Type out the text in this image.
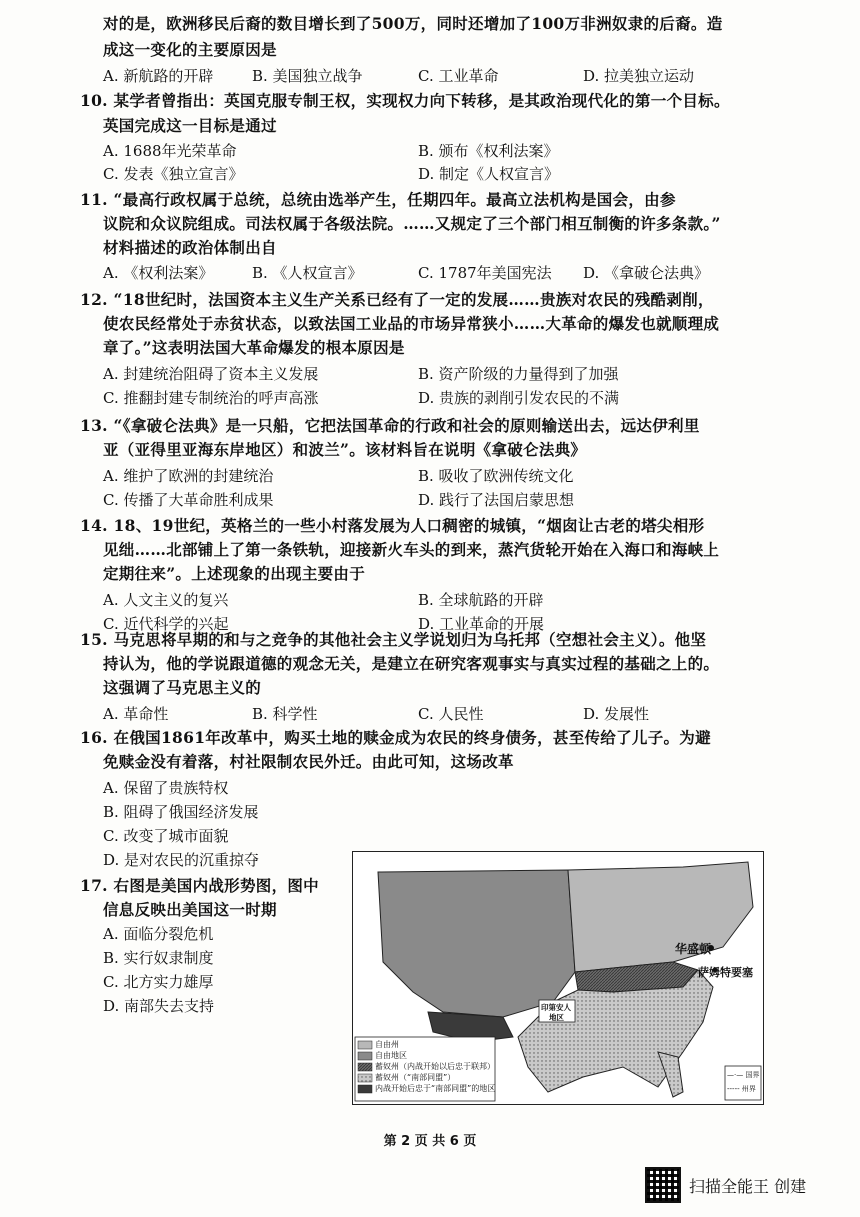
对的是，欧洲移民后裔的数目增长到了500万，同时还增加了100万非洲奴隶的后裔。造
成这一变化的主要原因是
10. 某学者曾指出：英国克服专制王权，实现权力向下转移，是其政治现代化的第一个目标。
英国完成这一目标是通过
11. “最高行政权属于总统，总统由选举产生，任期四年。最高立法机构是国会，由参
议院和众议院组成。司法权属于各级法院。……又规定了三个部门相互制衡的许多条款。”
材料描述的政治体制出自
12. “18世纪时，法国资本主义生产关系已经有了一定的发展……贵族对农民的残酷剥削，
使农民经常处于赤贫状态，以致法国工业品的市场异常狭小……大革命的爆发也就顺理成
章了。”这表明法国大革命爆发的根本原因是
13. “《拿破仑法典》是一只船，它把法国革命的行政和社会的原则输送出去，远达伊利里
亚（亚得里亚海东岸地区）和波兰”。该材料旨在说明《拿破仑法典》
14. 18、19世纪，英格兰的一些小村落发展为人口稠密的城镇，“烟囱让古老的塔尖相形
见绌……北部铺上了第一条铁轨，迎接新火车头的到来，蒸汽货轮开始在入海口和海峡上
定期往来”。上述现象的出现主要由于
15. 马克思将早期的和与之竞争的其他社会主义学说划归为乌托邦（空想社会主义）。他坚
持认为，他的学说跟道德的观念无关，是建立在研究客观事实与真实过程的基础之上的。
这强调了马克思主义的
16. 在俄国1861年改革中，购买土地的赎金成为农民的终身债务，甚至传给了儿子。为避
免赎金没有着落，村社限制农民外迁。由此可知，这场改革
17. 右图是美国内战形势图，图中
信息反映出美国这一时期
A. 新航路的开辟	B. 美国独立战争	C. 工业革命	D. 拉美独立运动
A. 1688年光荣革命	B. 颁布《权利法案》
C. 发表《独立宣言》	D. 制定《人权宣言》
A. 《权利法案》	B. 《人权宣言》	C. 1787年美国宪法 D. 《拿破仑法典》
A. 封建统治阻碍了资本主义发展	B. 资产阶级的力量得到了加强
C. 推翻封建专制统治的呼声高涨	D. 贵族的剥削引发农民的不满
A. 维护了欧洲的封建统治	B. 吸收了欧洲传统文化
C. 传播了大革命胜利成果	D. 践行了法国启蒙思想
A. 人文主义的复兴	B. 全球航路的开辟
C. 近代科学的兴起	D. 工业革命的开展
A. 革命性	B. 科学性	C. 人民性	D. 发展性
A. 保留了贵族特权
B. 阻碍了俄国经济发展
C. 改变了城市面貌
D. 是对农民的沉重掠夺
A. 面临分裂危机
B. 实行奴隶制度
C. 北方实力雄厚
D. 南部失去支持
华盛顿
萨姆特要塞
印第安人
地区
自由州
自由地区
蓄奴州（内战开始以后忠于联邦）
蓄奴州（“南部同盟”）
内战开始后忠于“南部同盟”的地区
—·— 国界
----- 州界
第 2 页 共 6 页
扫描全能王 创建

==

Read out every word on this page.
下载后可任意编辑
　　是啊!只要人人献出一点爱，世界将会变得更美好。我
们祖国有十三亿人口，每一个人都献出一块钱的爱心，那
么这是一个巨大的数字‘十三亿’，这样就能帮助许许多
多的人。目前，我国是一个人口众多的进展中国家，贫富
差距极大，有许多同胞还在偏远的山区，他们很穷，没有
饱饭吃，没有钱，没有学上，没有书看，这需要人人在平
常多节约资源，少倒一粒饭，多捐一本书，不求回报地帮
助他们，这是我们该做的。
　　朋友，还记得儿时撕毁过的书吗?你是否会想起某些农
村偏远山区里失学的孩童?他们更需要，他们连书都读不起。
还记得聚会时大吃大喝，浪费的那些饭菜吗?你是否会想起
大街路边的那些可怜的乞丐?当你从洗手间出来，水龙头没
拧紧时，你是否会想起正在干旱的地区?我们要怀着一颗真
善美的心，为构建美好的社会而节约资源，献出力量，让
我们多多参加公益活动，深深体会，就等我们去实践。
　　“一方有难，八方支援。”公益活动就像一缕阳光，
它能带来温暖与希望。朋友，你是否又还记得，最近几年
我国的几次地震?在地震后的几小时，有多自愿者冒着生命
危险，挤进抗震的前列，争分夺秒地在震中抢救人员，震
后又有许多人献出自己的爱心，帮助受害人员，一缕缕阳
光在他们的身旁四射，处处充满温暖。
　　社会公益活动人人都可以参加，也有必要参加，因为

--

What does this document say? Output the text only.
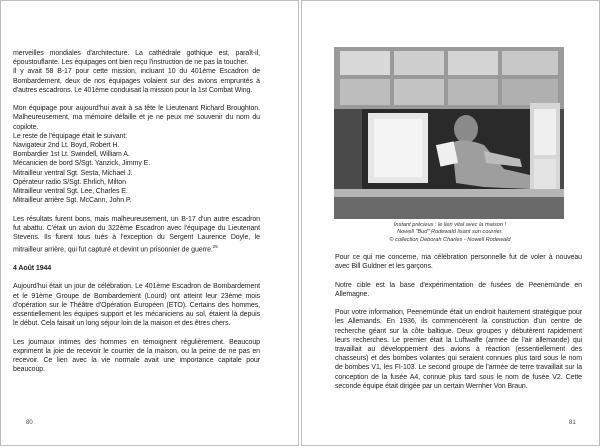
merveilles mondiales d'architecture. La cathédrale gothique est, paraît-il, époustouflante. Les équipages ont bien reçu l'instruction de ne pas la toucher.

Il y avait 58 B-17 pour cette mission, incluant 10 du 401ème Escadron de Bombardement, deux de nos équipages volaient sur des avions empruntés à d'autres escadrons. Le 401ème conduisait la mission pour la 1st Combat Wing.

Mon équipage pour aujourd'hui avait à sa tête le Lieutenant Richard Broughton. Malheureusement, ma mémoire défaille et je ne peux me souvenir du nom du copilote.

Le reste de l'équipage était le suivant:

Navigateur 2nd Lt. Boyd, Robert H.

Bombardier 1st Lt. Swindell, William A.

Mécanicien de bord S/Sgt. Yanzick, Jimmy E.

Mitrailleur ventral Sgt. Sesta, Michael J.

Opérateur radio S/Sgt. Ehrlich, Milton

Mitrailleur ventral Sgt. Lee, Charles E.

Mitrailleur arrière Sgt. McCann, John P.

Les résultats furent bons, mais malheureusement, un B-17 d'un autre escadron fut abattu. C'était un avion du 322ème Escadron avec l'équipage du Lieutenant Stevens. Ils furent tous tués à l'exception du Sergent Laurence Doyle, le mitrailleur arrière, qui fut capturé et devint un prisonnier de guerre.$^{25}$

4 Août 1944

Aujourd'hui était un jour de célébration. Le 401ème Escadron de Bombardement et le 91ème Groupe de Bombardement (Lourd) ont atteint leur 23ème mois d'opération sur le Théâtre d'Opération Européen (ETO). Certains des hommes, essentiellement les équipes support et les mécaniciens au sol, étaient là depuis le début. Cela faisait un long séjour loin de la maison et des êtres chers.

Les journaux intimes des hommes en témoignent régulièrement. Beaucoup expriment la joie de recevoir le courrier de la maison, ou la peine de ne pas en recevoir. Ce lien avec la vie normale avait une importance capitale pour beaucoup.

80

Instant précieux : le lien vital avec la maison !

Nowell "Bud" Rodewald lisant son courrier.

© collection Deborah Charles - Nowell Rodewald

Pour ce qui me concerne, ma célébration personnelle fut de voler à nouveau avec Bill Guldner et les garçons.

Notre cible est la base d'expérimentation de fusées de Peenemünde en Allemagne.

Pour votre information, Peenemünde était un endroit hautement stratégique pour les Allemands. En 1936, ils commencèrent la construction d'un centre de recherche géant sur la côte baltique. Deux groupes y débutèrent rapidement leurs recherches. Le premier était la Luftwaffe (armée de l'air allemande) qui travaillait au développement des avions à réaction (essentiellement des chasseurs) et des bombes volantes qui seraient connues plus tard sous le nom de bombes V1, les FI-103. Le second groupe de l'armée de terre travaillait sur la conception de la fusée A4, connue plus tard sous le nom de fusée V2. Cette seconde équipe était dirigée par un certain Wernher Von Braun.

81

# Task objective
All lines holding the word "célébration" should be picked out and copied.

# Solution to the problem
Aujourd'hui était un jour de célébration. Le 401ème Escadron de Bombardement et le 91ème Groupe de Bombardement (Lourd) ont atteint leur 23ème mois d'opération sur le Théâtre d'Opération Européen (ETO). Certains des hommes, essentiellement les équipes support et les mécaniciens au sol, étaient là depuis le début. Cela faisait un long séjour loin de la maison et des êtres chers.
Pour ce qui me concerne, ma célébration personnelle fut de voler à nouveau avec Bill Guldner et les garçons.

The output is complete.